Layout coordinate data
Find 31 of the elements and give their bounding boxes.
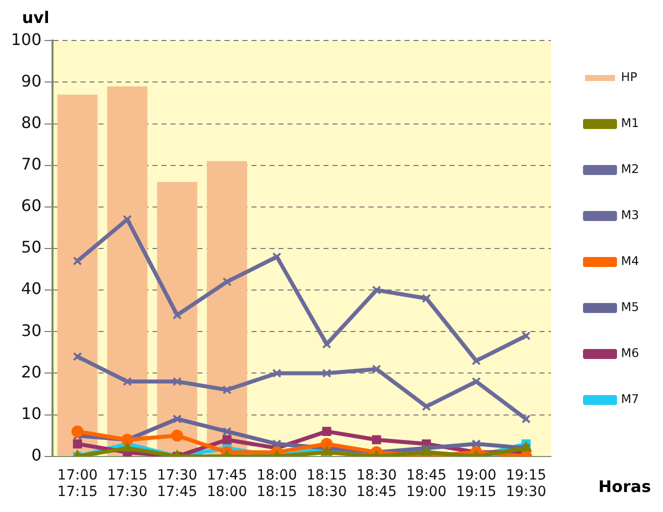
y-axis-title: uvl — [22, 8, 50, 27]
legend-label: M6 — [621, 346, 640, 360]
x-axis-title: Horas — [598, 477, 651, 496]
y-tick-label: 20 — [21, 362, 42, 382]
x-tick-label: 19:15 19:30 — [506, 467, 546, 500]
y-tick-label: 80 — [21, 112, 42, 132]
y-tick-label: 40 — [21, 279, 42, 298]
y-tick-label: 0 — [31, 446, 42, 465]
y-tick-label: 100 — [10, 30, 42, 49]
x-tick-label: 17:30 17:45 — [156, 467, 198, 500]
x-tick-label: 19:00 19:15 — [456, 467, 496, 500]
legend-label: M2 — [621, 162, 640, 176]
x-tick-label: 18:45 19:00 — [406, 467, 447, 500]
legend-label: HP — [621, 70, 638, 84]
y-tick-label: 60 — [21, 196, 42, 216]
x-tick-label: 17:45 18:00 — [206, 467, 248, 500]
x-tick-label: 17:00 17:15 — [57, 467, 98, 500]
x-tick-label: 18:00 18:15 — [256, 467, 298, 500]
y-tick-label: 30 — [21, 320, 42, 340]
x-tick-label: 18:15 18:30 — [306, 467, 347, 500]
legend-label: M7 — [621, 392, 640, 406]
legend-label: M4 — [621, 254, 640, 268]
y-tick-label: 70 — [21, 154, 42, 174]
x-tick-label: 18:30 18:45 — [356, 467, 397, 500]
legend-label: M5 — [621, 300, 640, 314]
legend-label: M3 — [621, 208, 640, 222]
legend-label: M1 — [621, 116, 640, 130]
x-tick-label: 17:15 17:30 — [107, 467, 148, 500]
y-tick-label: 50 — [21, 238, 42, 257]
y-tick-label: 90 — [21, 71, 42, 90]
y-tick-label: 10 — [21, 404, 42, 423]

...

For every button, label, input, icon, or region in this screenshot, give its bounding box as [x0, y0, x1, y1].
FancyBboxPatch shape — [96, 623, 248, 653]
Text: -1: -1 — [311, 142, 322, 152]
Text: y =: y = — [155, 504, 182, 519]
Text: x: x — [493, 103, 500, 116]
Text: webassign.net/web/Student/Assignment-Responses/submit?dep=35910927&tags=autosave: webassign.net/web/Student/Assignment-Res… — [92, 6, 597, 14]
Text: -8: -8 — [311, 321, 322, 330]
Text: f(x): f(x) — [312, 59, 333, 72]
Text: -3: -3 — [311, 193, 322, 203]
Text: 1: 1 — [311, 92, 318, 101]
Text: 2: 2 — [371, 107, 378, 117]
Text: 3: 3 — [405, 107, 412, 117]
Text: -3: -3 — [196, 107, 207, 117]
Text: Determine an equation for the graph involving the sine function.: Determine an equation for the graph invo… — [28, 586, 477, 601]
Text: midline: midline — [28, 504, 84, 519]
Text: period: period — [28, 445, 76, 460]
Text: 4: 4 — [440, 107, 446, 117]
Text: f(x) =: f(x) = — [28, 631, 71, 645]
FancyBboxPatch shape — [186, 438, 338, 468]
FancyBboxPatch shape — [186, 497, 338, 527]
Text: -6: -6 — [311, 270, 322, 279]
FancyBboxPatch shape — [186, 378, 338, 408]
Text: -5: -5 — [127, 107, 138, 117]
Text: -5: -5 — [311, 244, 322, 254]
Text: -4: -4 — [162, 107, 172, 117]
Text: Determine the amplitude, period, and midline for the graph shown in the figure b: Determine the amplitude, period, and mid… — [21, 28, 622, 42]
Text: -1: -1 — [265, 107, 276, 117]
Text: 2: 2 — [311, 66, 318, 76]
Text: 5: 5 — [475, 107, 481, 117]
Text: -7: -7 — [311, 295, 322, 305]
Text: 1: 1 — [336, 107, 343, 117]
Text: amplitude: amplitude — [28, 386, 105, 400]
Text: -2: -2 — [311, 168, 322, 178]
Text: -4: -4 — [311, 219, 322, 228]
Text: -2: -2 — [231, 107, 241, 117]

== The task ==
Copy out the items above exactly, from the line that contains "For every button, label, input, icon, or" down through the line that contains "Text: -3: -3 — [196, 107, 207, 117]", including both of those lines.

== Finished answer ==
For every button, label, input, icon, or region in this screenshot, give its bounding box as [x0, y0, x1, y1].
FancyBboxPatch shape — [96, 623, 248, 653]
Text: -1: -1 — [311, 142, 322, 152]
Text: y =: y = — [155, 504, 182, 519]
Text: x: x — [493, 103, 500, 116]
Text: webassign.net/web/Student/Assignment-Responses/submit?dep=35910927&tags=autosave: webassign.net/web/Student/Assignment-Res… — [92, 6, 597, 14]
Text: -8: -8 — [311, 321, 322, 330]
Text: f(x): f(x) — [312, 59, 333, 72]
Text: -3: -3 — [311, 193, 322, 203]
Text: 1: 1 — [311, 92, 318, 101]
Text: 2: 2 — [371, 107, 378, 117]
Text: 3: 3 — [405, 107, 412, 117]
Text: -3: -3 — [196, 107, 207, 117]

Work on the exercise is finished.